# WHAT TO DO:
Go to the line that contains "What data populates", then write out that line and all that follow to the end of the listing, exactly and without pictures.

# DATA SHOWN:
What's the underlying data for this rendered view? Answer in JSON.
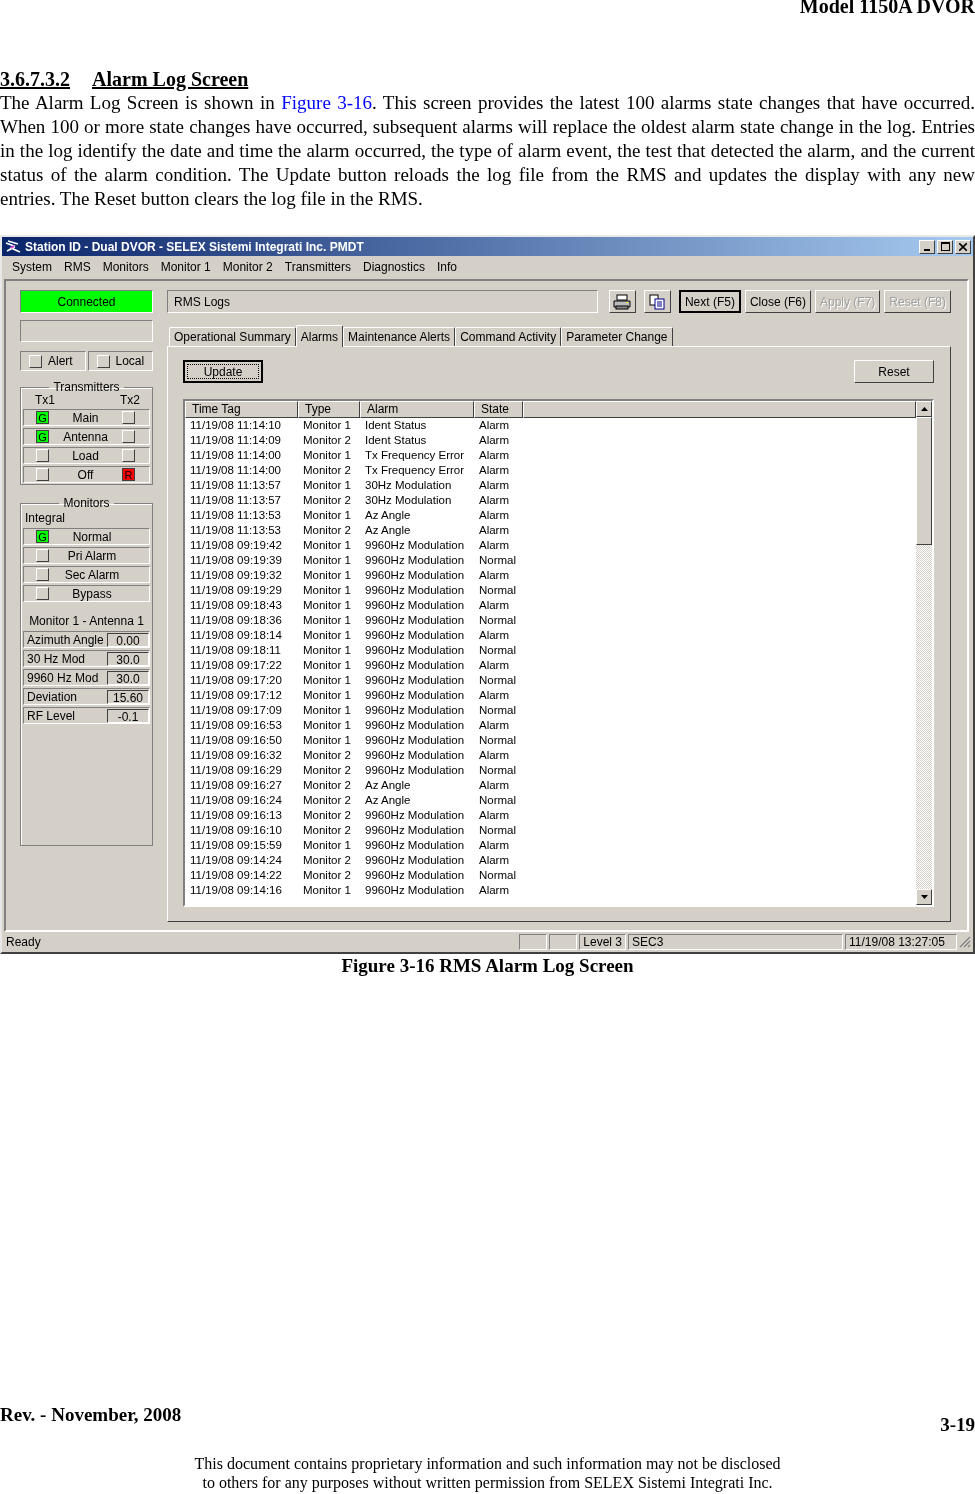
{
  "page_header": "Model 1150A DVOR",
  "section": {
    "number": "3.6.7.3.2",
    "title": "Alarm Log Screen"
  },
  "paragraph": {
    "before": "The Alarm Log Screen is shown in ",
    "link": "Figure 3-16",
    "after": ".  This screen provides the latest 100 alarms state changes that have occurred. When 100 or more state changes have occurred, subsequent alarms will replace the oldest alarm state change in the log.  Entries in the log identify the date and time the alarm occurred, the type of alarm event, the test that detected the alarm, and the current status of the alarm condition. The Update button reloads the log file from the RMS and updates the display with any new entries.  The Reset button clears the log file in the RMS."
  },
  "window": {
    "title": "Station ID - Dual DVOR - SELEX Sistemi Integrati Inc. PMDT",
    "menu": [
      "System",
      "RMS",
      "Monitors",
      "Monitor 1",
      "Monitor 2",
      "Transmitters",
      "Diagnostics",
      "Info"
    ],
    "connection": "Connected",
    "flags": [
      {
        "label": "Alert",
        "lit": false
      },
      {
        "label": "Local",
        "lit": false
      }
    ],
    "transmitters": {
      "title": "Transmitters",
      "col_left": "Tx1",
      "col_right": "Tx2",
      "rows": [
        {
          "label": "Main",
          "left": {
            "lit": true,
            "text": "G",
            "color": "#00ff00"
          },
          "right": {
            "lit": false
          }
        },
        {
          "label": "Antenna",
          "left": {
            "lit": true,
            "text": "G",
            "color": "#00ff00"
          },
          "right": {
            "lit": false
          }
        },
        {
          "label": "Load",
          "left": {
            "lit": false
          },
          "right": {
            "lit": false
          }
        },
        {
          "label": "Off",
          "left": {
            "lit": false
          },
          "right": {
            "lit": true,
            "text": "R",
            "color": "#ff0000"
          }
        }
      ]
    },
    "monitors": {
      "title": "Monitors",
      "subtitle": "Integral",
      "rows": [
        {
          "label": "Normal",
          "lamp": {
            "lit": true,
            "text": "G",
            "color": "#00ff00"
          }
        },
        {
          "label": "Pri Alarm",
          "lamp": {
            "lit": false
          }
        },
        {
          "label": "Sec Alarm",
          "lamp": {
            "lit": false
          }
        },
        {
          "label": "Bypass",
          "lamp": {
            "lit": false
          }
        }
      ],
      "readings_title": "Monitor 1 - Antenna 1",
      "readings": [
        {
          "label": "Azimuth Angle",
          "value": "0.00"
        },
        {
          "label": "30 Hz Mod",
          "value": "30.0"
        },
        {
          "label": "9960 Hz Mod",
          "value": "30.0"
        },
        {
          "label": "Deviation",
          "value": "15.60"
        },
        {
          "label": "RF Level",
          "value": "-0.1"
        }
      ]
    },
    "screen_name": "RMS Logs",
    "toolbar": [
      {
        "kind": "print"
      },
      {
        "kind": "copy"
      },
      {
        "kind": "text",
        "label": "Next (F5)",
        "disabled": false,
        "default": true
      },
      {
        "kind": "text",
        "label": "Close (F6)",
        "disabled": false,
        "default": false
      },
      {
        "kind": "text",
        "label": "Apply (F7)",
        "disabled": true,
        "default": false
      },
      {
        "kind": "text",
        "label": "Reset (F8)",
        "disabled": true,
        "default": false
      }
    ],
    "tabs": [
      {
        "label": "Operational Summary",
        "selected": false
      },
      {
        "label": "Alarms",
        "selected": true
      },
      {
        "label": "Maintenance Alerts",
        "selected": false
      },
      {
        "label": "Command Activity",
        "selected": false
      },
      {
        "label": "Parameter Change",
        "selected": false
      }
    ],
    "update_button": "Update",
    "reset_button": "Reset",
    "table": {
      "columns": [
        "Time Tag",
        "Type",
        "Alarm",
        "State"
      ],
      "rows": [
        [
          "11/19/08 11:14:10",
          "Monitor 1",
          "Ident Status",
          "Alarm"
        ],
        [
          "11/19/08 11:14:09",
          "Monitor 2",
          "Ident Status",
          "Alarm"
        ],
        [
          "11/19/08 11:14:00",
          "Monitor 1",
          "Tx Frequency Error",
          "Alarm"
        ],
        [
          "11/19/08 11:14:00",
          "Monitor 2",
          "Tx Frequency Error",
          "Alarm"
        ],
        [
          "11/19/08 11:13:57",
          "Monitor 1",
          "30Hz Modulation",
          "Alarm"
        ],
        [
          "11/19/08 11:13:57",
          "Monitor 2",
          "30Hz Modulation",
          "Alarm"
        ],
        [
          "11/19/08 11:13:53",
          "Monitor 1",
          "Az Angle",
          "Alarm"
        ],
        [
          "11/19/08 11:13:53",
          "Monitor 2",
          "Az Angle",
          "Alarm"
        ],
        [
          "11/19/08 09:19:42",
          "Monitor 1",
          "9960Hz Modulation",
          "Alarm"
        ],
        [
          "11/19/08 09:19:39",
          "Monitor 1",
          "9960Hz Modulation",
          "Normal"
        ],
        [
          "11/19/08 09:19:32",
          "Monitor 1",
          "9960Hz Modulation",
          "Alarm"
        ],
        [
          "11/19/08 09:19:29",
          "Monitor 1",
          "9960Hz Modulation",
          "Normal"
        ],
        [
          "11/19/08 09:18:43",
          "Monitor 1",
          "9960Hz Modulation",
          "Alarm"
        ],
        [
          "11/19/08 09:18:36",
          "Monitor 1",
          "9960Hz Modulation",
          "Normal"
        ],
        [
          "11/19/08 09:18:14",
          "Monitor 1",
          "9960Hz Modulation",
          "Alarm"
        ],
        [
          "11/19/08 09:18:11",
          "Monitor 1",
          "9960Hz Modulation",
          "Normal"
        ],
        [
          "11/19/08 09:17:22",
          "Monitor 1",
          "9960Hz Modulation",
          "Alarm"
        ],
        [
          "11/19/08 09:17:20",
          "Monitor 1",
          "9960Hz Modulation",
          "Normal"
        ],
        [
          "11/19/08 09:17:12",
          "Monitor 1",
          "9960Hz Modulation",
          "Alarm"
        ],
        [
          "11/19/08 09:17:09",
          "Monitor 1",
          "9960Hz Modulation",
          "Normal"
        ],
        [
          "11/19/08 09:16:53",
          "Monitor 1",
          "9960Hz Modulation",
          "Alarm"
        ],
        [
          "11/19/08 09:16:50",
          "Monitor 1",
          "9960Hz Modulation",
          "Normal"
        ],
        [
          "11/19/08 09:16:32",
          "Monitor 2",
          "9960Hz Modulation",
          "Alarm"
        ],
        [
          "11/19/08 09:16:29",
          "Monitor 2",
          "9960Hz Modulation",
          "Normal"
        ],
        [
          "11/19/08 09:16:27",
          "Monitor 2",
          "Az Angle",
          "Alarm"
        ],
        [
          "11/19/08 09:16:24",
          "Monitor 2",
          "Az Angle",
          "Normal"
        ],
        [
          "11/19/08 09:16:13",
          "Monitor 2",
          "9960Hz Modulation",
          "Alarm"
        ],
        [
          "11/19/08 09:16:10",
          "Monitor 2",
          "9960Hz Modulation",
          "Normal"
        ],
        [
          "11/19/08 09:15:59",
          "Monitor 1",
          "9960Hz Modulation",
          "Alarm"
        ],
        [
          "11/19/08 09:14:24",
          "Monitor 2",
          "9960Hz Modulation",
          "Alarm"
        ],
        [
          "11/19/08 09:14:22",
          "Monitor 2",
          "9960Hz Modulation",
          "Normal"
        ],
        [
          "11/19/08 09:14:16",
          "Monitor 1",
          "9960Hz Modulation",
          "Alarm"
        ]
      ]
    },
    "status_bar": {
      "message": "Ready",
      "level": "Level 3",
      "sector": "SEC3",
      "time": "11/19/08 13:27:05"
    }
  },
  "caption": "Figure 3-16  RMS Alarm Log Screen",
  "footer": {
    "revision": "Rev. -  November, 2008",
    "page": "3-19"
  },
  "notice": [
    "This document contains proprietary information and such information may not be disclosed",
    "to others for any purposes without written permission from SELEX Sistemi Integrati Inc."
  ]
}
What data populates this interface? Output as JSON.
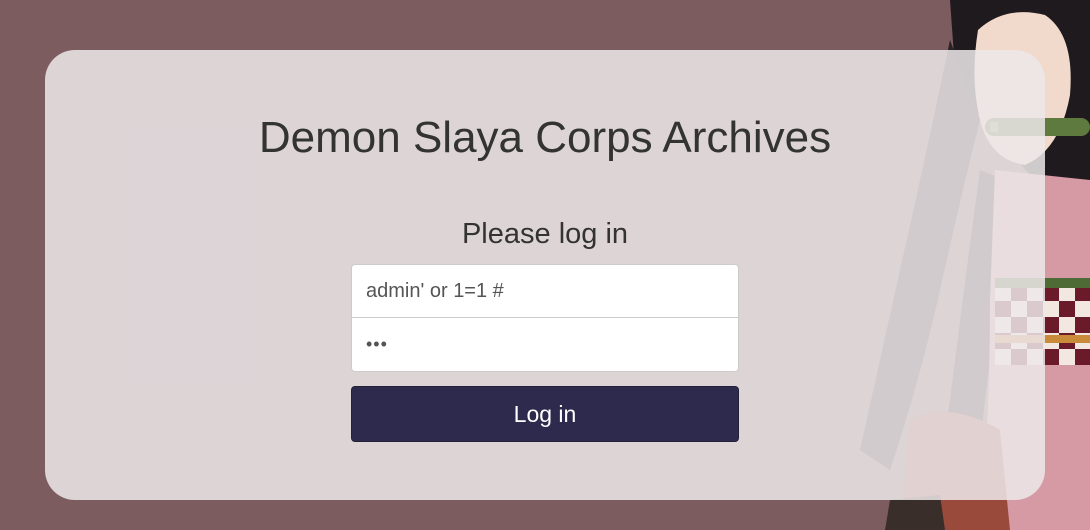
{
  "page": {
    "title": "Demon Slaya Corps Archives",
    "subtitle": "Please log in"
  },
  "form": {
    "username_value": "admin' or 1=1 #",
    "password_value": "abc",
    "login_label": "Log in"
  },
  "colors": {
    "background": "#7d5c60",
    "card": "#ece8e9",
    "button": "#2e2a4d",
    "text": "#333333"
  },
  "background_art": "anime-character-illustration"
}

# WRITTEN ANSWER:
What data populates this interface? Output as JSON.
{
  "page": {
    "title": "Demon Slaya Corps Archives",
    "subtitle": "Please log in"
  },
  "form": {
    "username_value": "admin' or 1=1 #",
    "password_value": "abc",
    "login_label": "Log in"
  },
  "colors": {
    "background": "#7d5c60",
    "card": "#ece8e9",
    "button": "#2e2a4d",
    "text": "#333333"
  },
  "background_art": "anime-character-illustration"
}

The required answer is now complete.